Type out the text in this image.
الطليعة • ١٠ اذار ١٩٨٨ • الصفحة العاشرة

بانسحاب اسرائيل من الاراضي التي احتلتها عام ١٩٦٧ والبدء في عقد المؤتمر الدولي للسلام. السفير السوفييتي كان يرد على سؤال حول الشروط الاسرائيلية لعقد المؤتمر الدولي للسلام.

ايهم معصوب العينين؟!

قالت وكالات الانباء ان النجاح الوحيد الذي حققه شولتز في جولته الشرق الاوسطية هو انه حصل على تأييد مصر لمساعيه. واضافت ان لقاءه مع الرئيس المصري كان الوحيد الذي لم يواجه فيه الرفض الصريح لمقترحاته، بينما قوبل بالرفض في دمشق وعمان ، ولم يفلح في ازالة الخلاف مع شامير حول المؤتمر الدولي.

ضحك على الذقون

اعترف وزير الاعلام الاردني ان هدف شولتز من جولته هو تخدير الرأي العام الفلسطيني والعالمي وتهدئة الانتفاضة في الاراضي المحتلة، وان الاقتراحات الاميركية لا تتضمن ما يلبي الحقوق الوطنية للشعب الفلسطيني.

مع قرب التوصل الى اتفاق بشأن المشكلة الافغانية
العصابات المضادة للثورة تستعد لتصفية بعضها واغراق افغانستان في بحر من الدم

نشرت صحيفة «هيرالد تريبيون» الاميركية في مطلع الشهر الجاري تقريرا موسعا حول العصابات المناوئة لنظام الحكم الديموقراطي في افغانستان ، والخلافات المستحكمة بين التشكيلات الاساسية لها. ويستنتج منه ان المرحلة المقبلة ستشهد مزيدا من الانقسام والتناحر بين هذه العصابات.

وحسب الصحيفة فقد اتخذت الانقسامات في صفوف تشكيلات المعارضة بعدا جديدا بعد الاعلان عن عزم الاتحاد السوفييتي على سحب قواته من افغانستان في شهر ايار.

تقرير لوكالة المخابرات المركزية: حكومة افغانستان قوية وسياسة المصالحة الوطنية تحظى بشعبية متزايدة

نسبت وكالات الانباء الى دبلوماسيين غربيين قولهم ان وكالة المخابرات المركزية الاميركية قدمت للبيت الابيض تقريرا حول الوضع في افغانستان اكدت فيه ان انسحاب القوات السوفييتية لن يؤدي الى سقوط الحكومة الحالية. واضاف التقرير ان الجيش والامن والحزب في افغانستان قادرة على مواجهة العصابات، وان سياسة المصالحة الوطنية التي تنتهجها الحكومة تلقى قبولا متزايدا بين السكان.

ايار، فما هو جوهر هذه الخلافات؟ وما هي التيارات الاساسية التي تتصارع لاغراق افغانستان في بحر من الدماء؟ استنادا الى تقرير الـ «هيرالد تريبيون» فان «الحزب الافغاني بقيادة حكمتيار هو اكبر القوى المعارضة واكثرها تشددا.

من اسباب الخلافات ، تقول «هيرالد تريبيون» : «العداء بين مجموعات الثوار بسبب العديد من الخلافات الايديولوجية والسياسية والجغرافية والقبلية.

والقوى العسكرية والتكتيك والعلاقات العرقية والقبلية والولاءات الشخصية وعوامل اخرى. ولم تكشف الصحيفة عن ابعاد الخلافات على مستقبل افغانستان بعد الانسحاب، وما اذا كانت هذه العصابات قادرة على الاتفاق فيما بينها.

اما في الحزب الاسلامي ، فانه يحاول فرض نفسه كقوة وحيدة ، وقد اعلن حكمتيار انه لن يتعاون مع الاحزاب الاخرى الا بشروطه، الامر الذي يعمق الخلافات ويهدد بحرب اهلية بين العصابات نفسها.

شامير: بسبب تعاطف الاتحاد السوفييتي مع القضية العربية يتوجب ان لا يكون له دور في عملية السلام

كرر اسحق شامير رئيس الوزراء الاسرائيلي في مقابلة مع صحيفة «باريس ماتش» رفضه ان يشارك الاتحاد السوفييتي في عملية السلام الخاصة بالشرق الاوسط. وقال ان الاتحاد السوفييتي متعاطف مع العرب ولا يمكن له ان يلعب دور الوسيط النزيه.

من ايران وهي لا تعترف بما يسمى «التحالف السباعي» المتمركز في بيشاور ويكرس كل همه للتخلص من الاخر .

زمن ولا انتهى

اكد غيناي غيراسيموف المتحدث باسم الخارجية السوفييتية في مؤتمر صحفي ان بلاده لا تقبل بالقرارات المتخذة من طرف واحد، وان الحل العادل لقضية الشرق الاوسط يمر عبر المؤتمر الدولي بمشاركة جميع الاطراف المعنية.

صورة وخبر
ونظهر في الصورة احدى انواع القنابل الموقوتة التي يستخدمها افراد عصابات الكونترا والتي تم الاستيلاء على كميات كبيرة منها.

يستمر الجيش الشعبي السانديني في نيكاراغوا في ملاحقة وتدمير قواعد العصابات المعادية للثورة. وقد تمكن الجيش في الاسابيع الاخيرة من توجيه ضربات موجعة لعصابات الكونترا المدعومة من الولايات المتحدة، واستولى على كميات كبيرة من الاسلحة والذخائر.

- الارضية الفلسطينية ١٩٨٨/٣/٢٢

▸ Stated goal
Copy out all of the records shown above exactly.

▸ Task solution
Type out the text in this image.
الطليعة • ١٠ اذار ١٩٨٨ • الصفحة العاشرة

بانسحاب اسرائيل من الاراضي التي احتلتها عام ١٩٦٧ والبدء في عقد المؤتمر الدولي للسلام. السفير السوفييتي كان يرد على سؤال حول الشروط الاسرائيلية لعقد المؤتمر الدولي للسلام.

ايهم معصوب العينين؟!

قالت وكالات الانباء ان النجاح الوحيد الذي حققه شولتز في جولته الشرق الاوسطية هو انه حصل على تأييد مصر لمساعيه. واضافت ان لقاءه مع الرئيس المصري كان الوحيد الذي لم يواجه فيه الرفض الصريح لمقترحاته، بينما قوبل بالرفض في دمشق وعمان ، ولم يفلح في ازالة الخلاف مع شامير حول المؤتمر الدولي.

ضحك على الذقون

اعترف وزير الاعلام الاردني ان هدف شولتز من جولته هو تخدير الرأي العام الفلسطيني والعالمي وتهدئة الانتفاضة في الاراضي المحتلة، وان الاقتراحات الاميركية لا تتضمن ما يلبي الحقوق الوطنية للشعب الفلسطيني.

مع قرب التوصل الى اتفاق بشأن المشكلة الافغانية
العصابات المضادة للثورة تستعد لتصفية بعضها واغراق افغانستان في بحر من الدم

نشرت صحيفة «هيرالد تريبيون» الاميركية في مطلع الشهر الجاري تقريرا موسعا حول العصابات المناوئة لنظام الحكم الديموقراطي في افغانستان ، والخلافات المستحكمة بين التشكيلات الاساسية لها. ويستنتج منه ان المرحلة المقبلة ستشهد مزيدا من الانقسام والتناحر بين هذه العصابات.

وحسب الصحيفة فقد اتخذت الانقسامات في صفوف تشكيلات المعارضة بعدا جديدا بعد الاعلان عن عزم الاتحاد السوفييتي على سحب قواته من افغانستان في شهر ايار.

تقرير لوكالة المخابرات المركزية: حكومة افغانستان قوية وسياسة المصالحة الوطنية تحظى بشعبية متزايدة

نسبت وكالات الانباء الى دبلوماسيين غربيين قولهم ان وكالة المخابرات المركزية الاميركية قدمت للبيت الابيض تقريرا حول الوضع في افغانستان اكدت فيه ان انسحاب القوات السوفييتية لن يؤدي الى سقوط الحكومة الحالية. واضاف التقرير ان الجيش والامن والحزب في افغانستان قادرة على مواجهة العصابات، وان سياسة المصالحة الوطنية التي تنتهجها الحكومة تلقى قبولا متزايدا بين السكان.

ايار، فما هو جوهر هذه الخلافات؟ وما هي التيارات الاساسية التي تتصارع لاغراق افغانستان في بحر من الدماء؟ استنادا الى تقرير الـ «هيرالد تريبيون» فان «الحزب الافغاني بقيادة حكمتيار هو اكبر القوى المعارضة واكثرها تشددا.

من اسباب الخلافات ، تقول «هيرالد تريبيون» : «العداء بين مجموعات الثوار بسبب العديد من الخلافات الايديولوجية والسياسية والجغرافية والقبلية.

والقوى العسكرية والتكتيك والعلاقات العرقية والقبلية والولاءات الشخصية وعوامل اخرى. ولم تكشف الصحيفة عن ابعاد الخلافات على مستقبل افغانستان بعد الانسحاب، وما اذا كانت هذه العصابات قادرة على الاتفاق فيما بينها.

اما في الحزب الاسلامي ، فانه يحاول فرض نفسه كقوة وحيدة ، وقد اعلن حكمتيار انه لن يتعاون مع الاحزاب الاخرى الا بشروطه، الامر الذي يعمق الخلافات ويهدد بحرب اهلية بين العصابات نفسها.

شامير: بسبب تعاطف الاتحاد السوفييتي مع القضية العربية يتوجب ان لا يكون له دور في عملية السلام

كرر اسحق شامير رئيس الوزراء الاسرائيلي في مقابلة مع صحيفة «باريس ماتش» رفضه ان يشارك الاتحاد السوفييتي في عملية السلام الخاصة بالشرق الاوسط. وقال ان الاتحاد السوفييتي متعاطف مع العرب ولا يمكن له ان يلعب دور الوسيط النزيه.

من ايران وهي لا تعترف بما يسمى «التحالف السباعي» المتمركز في بيشاور ويكرس كل همه للتخلص من الاخر .

زمن ولا انتهى

اكد غيناي غيراسيموف المتحدث باسم الخارجية السوفييتية في مؤتمر صحفي ان بلاده لا تقبل بالقرارات المتخذة من طرف واحد، وان الحل العادل لقضية الشرق الاوسط يمر عبر المؤتمر الدولي بمشاركة جميع الاطراف المعنية.

صورة وخبر
ونظهر في الصورة احدى انواع القنابل الموقوتة التي يستخدمها افراد عصابات الكونترا والتي تم الاستيلاء على كميات كبيرة منها.

يستمر الجيش الشعبي السانديني في نيكاراغوا في ملاحقة وتدمير قواعد العصابات المعادية للثورة. وقد تمكن الجيش في الاسابيع الاخيرة من توجيه ضربات موجعة لعصابات الكونترا المدعومة من الولايات المتحدة، واستولى على كميات كبيرة من الاسلحة والذخائر.

- الارضية الفلسطينية ١٩٨٨/٣/٢٢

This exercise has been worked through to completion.